**What to work on:** Leave the pictures out. Return all other data exactly.

Structured figure records

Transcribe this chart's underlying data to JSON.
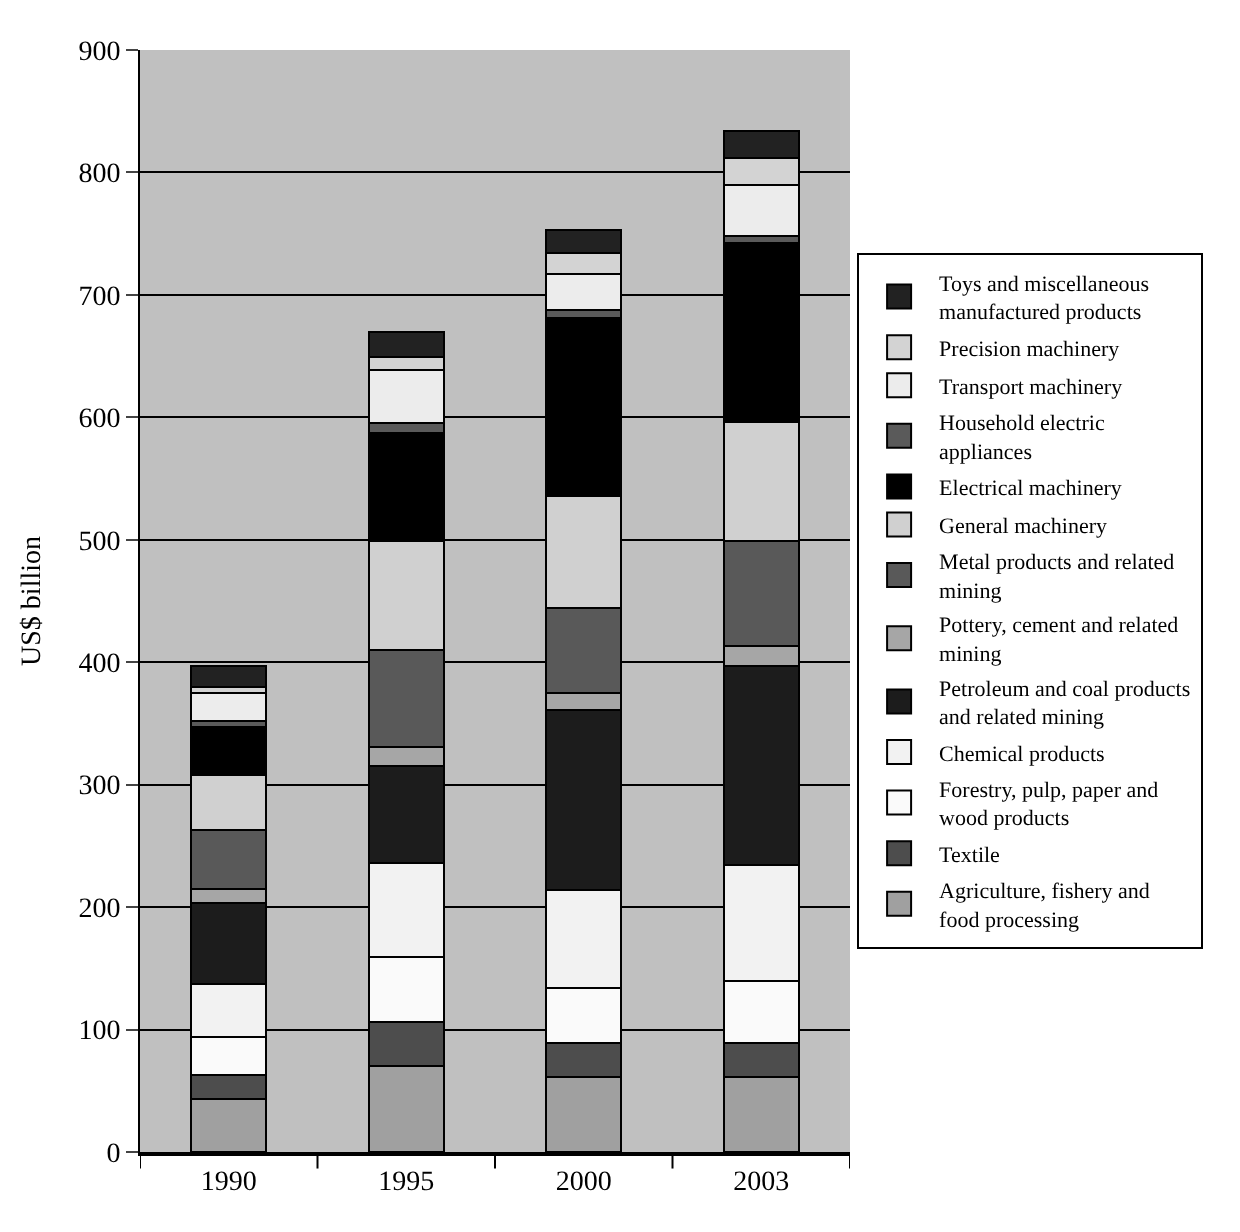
{
  "chart_data": {
    "type": "bar",
    "stacked": true,
    "ylabel": "US$ billion",
    "categories": [
      "1990",
      "1995",
      "2000",
      "2003"
    ],
    "ylim": [
      0,
      900
    ],
    "yticks": [
      0,
      100,
      200,
      300,
      400,
      500,
      600,
      700,
      800,
      900
    ],
    "grid": "y",
    "legend": "right",
    "series": [
      {
        "name": "Agriculture, fishery and food processing",
        "color": "#a0a0a0",
        "values": [
          43,
          70,
          61,
          61
        ]
      },
      {
        "name": "Textile",
        "color": "#4d4d4d",
        "values": [
          20,
          36,
          28,
          28
        ]
      },
      {
        "name": "Forestry, pulp, paper and wood products",
        "color": "#fafafa",
        "values": [
          31,
          53,
          45,
          51
        ]
      },
      {
        "name": "Chemical products",
        "color": "#f2f2f2",
        "values": [
          43,
          77,
          80,
          94
        ]
      },
      {
        "name": "Petroleum and coal products and related mining",
        "color": "#1c1c1c",
        "values": [
          66,
          79,
          147,
          163
        ]
      },
      {
        "name": "Pottery, cement and related mining",
        "color": "#a6a6a6",
        "values": [
          12,
          16,
          14,
          16
        ]
      },
      {
        "name": "Metal products and related mining",
        "color": "#595959",
        "values": [
          48,
          79,
          69,
          86
        ]
      },
      {
        "name": "General machinery",
        "color": "#d0d0d0",
        "values": [
          45,
          89,
          92,
          97
        ]
      },
      {
        "name": "Electrical machinery",
        "color": "#000000",
        "values": [
          39,
          88,
          145,
          146
        ]
      },
      {
        "name": "Household electric appliances",
        "color": "#5a5a5a",
        "values": [
          5,
          8,
          7,
          6
        ]
      },
      {
        "name": "Transport machinery",
        "color": "#ececec",
        "values": [
          23,
          44,
          29,
          42
        ]
      },
      {
        "name": "Precision machinery",
        "color": "#d3d3d3",
        "values": [
          5,
          10,
          17,
          22
        ]
      },
      {
        "name": "Toys and miscellaneous manufactured products",
        "color": "#222222",
        "values": [
          17,
          21,
          19,
          22
        ]
      }
    ]
  }
}
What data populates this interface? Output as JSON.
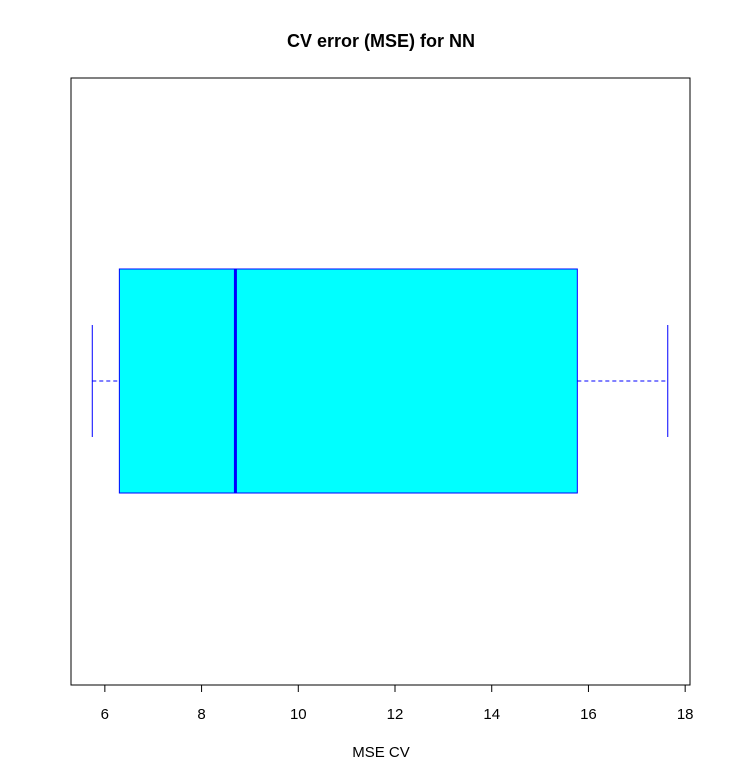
{
  "chart_data": {
    "type": "boxplot",
    "orientation": "horizontal",
    "title": "CV error (MSE) for NN",
    "xlabel": "MSE CV",
    "ylabel": "",
    "xlim": [
      5.3,
      18.1
    ],
    "x_ticks": [
      6,
      8,
      10,
      12,
      14,
      16,
      18
    ],
    "x_tick_labels": [
      "6",
      "8",
      "10",
      "12",
      "14",
      "16",
      "18"
    ],
    "grid": false,
    "box": {
      "whisker_low": 5.74,
      "q1": 6.3,
      "median": 8.7,
      "q3": 15.77,
      "whisker_high": 17.64
    },
    "colors": {
      "box_fill": "#00ffff",
      "box_border": "#0000ff",
      "median_line": "#0000ff",
      "whisker": "#0000ff",
      "frame": "#000000"
    }
  }
}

**Full answer:**
Transcribe this chart's underlying data to JSON.
{
  "chart_data": {
    "type": "bar",
    "stacked": true,
    "ylabel": "US$ billion",
    "categories": [
      "1990",
      "1995",
      "2000",
      "2003"
    ],
    "ylim": [
      0,
      900
    ],
    "yticks": [
      0,
      100,
      200,
      300,
      400,
      500,
      600,
      700,
      800,
      900
    ],
    "grid": "y",
    "legend": "right",
    "series": [
      {
        "name": "Agriculture, fishery and food processing",
        "color": "#a0a0a0",
        "values": [
          43,
          70,
          61,
          61
        ]
      },
      {
        "name": "Textile",
        "color": "#4d4d4d",
        "values": [
          20,
          36,
          28,
          28
        ]
      },
      {
        "name": "Forestry, pulp, paper and wood products",
        "color": "#fafafa",
        "values": [
          31,
          53,
          45,
          51
        ]
      },
      {
        "name": "Chemical products",
        "color": "#f2f2f2",
        "values": [
          43,
          77,
          80,
          94
        ]
      },
      {
        "name": "Petroleum and coal products and related mining",
        "color": "#1c1c1c",
        "values": [
          66,
          79,
          147,
          163
        ]
      },
      {
        "name": "Pottery, cement and related mining",
        "color": "#a6a6a6",
        "values": [
          12,
          16,
          14,
          16
        ]
      },
      {
        "name": "Metal products and related mining",
        "color": "#595959",
        "values": [
          48,
          79,
          69,
          86
        ]
      },
      {
        "name": "General machinery",
        "color": "#d0d0d0",
        "values": [
          45,
          89,
          92,
          97
        ]
      },
      {
        "name": "Electrical machinery",
        "color": "#000000",
        "values": [
          39,
          88,
          145,
          146
        ]
      },
      {
        "name": "Household electric appliances",
        "color": "#5a5a5a",
        "values": [
          5,
          8,
          7,
          6
        ]
      },
      {
        "name": "Transport machinery",
        "color": "#ececec",
        "values": [
          23,
          44,
          29,
          42
        ]
      },
      {
        "name": "Precision machinery",
        "color": "#d3d3d3",
        "values": [
          5,
          10,
          17,
          22
        ]
      },
      {
        "name": "Toys and miscellaneous manufactured products",
        "color": "#222222",
        "values": [
          17,
          21,
          19,
          22
        ]
      }
    ]
  }
}
What data populates this interface? Output as JSON.
{
  "chart_data": {
    "type": "boxplot",
    "orientation": "horizontal",
    "title": "CV error (MSE) for NN",
    "xlabel": "MSE CV",
    "ylabel": "",
    "xlim": [
      5.3,
      18.1
    ],
    "x_ticks": [
      6,
      8,
      10,
      12,
      14,
      16,
      18
    ],
    "x_tick_labels": [
      "6",
      "8",
      "10",
      "12",
      "14",
      "16",
      "18"
    ],
    "grid": false,
    "box": {
      "whisker_low": 5.74,
      "q1": 6.3,
      "median": 8.7,
      "q3": 15.77,
      "whisker_high": 17.64
    },
    "colors": {
      "box_fill": "#00ffff",
      "box_border": "#0000ff",
      "median_line": "#0000ff",
      "whisker": "#0000ff",
      "frame": "#000000"
    }
  }
}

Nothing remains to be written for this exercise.